■ Records shown:
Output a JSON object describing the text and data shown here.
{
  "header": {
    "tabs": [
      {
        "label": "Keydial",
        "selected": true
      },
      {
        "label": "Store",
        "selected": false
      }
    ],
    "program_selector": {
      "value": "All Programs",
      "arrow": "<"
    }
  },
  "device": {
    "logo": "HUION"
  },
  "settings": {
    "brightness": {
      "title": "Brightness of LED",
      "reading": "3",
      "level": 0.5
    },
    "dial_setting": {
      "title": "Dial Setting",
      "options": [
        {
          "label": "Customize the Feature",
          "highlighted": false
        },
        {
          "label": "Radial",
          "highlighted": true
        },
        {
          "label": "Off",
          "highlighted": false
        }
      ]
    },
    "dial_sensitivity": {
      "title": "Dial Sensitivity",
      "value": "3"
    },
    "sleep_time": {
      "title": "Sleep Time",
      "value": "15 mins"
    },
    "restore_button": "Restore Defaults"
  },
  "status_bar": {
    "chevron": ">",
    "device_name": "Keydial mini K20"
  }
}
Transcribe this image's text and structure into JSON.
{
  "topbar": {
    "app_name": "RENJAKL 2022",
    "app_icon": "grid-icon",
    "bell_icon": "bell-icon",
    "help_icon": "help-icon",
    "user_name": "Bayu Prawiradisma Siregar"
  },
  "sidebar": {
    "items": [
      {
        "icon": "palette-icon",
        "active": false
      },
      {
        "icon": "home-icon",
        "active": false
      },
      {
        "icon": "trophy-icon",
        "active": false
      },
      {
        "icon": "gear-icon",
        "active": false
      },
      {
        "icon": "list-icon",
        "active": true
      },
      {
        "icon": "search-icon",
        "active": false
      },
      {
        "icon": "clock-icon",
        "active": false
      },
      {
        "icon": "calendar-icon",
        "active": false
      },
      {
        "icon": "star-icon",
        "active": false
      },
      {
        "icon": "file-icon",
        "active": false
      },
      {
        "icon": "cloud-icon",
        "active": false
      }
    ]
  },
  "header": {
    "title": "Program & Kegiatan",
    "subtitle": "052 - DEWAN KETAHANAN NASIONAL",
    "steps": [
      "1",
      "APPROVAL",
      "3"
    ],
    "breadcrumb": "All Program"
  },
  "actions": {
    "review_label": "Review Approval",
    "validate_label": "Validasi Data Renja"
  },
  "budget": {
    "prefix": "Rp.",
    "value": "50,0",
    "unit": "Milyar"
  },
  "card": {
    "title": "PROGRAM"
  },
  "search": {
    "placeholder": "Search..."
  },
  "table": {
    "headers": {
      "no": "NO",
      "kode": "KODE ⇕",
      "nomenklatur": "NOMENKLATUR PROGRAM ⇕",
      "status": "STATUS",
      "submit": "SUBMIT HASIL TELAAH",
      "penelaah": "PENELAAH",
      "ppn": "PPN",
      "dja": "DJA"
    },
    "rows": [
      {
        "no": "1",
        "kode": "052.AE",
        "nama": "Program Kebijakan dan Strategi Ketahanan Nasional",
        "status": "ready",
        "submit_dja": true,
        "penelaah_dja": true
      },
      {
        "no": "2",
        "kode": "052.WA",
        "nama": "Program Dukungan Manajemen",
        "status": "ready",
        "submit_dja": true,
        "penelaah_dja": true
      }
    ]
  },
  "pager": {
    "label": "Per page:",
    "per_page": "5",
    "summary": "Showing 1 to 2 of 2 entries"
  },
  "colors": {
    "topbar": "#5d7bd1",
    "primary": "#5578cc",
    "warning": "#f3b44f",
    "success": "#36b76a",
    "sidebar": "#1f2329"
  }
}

■ Exercise prompt: Reproduce the data in full, exactly as presented.

■ Response:
Output a JSON object describing the text and data shown here.
{
  "header": {
    "tabs": [
      {
        "label": "Keydial",
        "selected": true
      },
      {
        "label": "Store",
        "selected": false
      }
    ],
    "program_selector": {
      "value": "All Programs",
      "arrow": "<"
    }
  },
  "device": {
    "logo": "HUION"
  },
  "settings": {
    "brightness": {
      "title": "Brightness of LED",
      "reading": "3",
      "level": 0.5
    },
    "dial_setting": {
      "title": "Dial Setting",
      "options": [
        {
          "label": "Customize the Feature",
          "highlighted": false
        },
        {
          "label": "Radial",
          "highlighted": true
        },
        {
          "label": "Off",
          "highlighted": false
        }
      ]
    },
    "dial_sensitivity": {
      "title": "Dial Sensitivity",
      "value": "3"
    },
    "sleep_time": {
      "title": "Sleep Time",
      "value": "15 mins"
    },
    "restore_button": "Restore Defaults"
  },
  "status_bar": {
    "chevron": ">",
    "device_name": "Keydial mini K20"
  }
}
Transcribe this image's text and structure into JSON.
{
  "topbar": {
    "app_name": "RENJAKL 2022",
    "app_icon": "grid-icon",
    "bell_icon": "bell-icon",
    "help_icon": "help-icon",
    "user_name": "Bayu Prawiradisma Siregar"
  },
  "sidebar": {
    "items": [
      {
        "icon": "palette-icon",
        "active": false
      },
      {
        "icon": "home-icon",
        "active": false
      },
      {
        "icon": "trophy-icon",
        "active": false
      },
      {
        "icon": "gear-icon",
        "active": false
      },
      {
        "icon": "list-icon",
        "active": true
      },
      {
        "icon": "search-icon",
        "active": false
      },
      {
        "icon": "clock-icon",
        "active": false
      },
      {
        "icon": "calendar-icon",
        "active": false
      },
      {
        "icon": "star-icon",
        "active": false
      },
      {
        "icon": "file-icon",
        "active": false
      },
      {
        "icon": "cloud-icon",
        "active": false
      }
    ]
  },
  "header": {
    "title": "Program & Kegiatan",
    "subtitle": "052 - DEWAN KETAHANAN NASIONAL",
    "steps": [
      "1",
      "APPROVAL",
      "3"
    ],
    "breadcrumb": "All Program"
  },
  "actions": {
    "review_label": "Review Approval",
    "validate_label": "Validasi Data Renja"
  },
  "budget": {
    "prefix": "Rp.",
    "value": "50,0",
    "unit": "Milyar"
  },
  "card": {
    "title": "PROGRAM"
  },
  "search": {
    "placeholder": "Search..."
  },
  "table": {
    "headers": {
      "no": "NO",
      "kode": "KODE ⇕",
      "nomenklatur": "NOMENKLATUR PROGRAM ⇕",
      "status": "STATUS",
      "submit": "SUBMIT HASIL TELAAH",
      "penelaah": "PENELAAH",
      "ppn": "PPN",
      "dja": "DJA"
    },
    "rows": [
      {
        "no": "1",
        "kode": "052.AE",
        "nama": "Program Kebijakan dan Strategi Ketahanan Nasional",
        "status": "ready",
        "submit_dja": true,
        "penelaah_dja": true
      },
      {
        "no": "2",
        "kode": "052.WA",
        "nama": "Program Dukungan Manajemen",
        "status": "ready",
        "submit_dja": true,
        "penelaah_dja": true
      }
    ]
  },
  "pager": {
    "label": "Per page:",
    "per_page": "5",
    "summary": "Showing 1 to 2 of 2 entries"
  },
  "colors": {
    "topbar": "#5d7bd1",
    "primary": "#5578cc",
    "warning": "#f3b44f",
    "success": "#36b76a",
    "sidebar": "#1f2329"
  }
}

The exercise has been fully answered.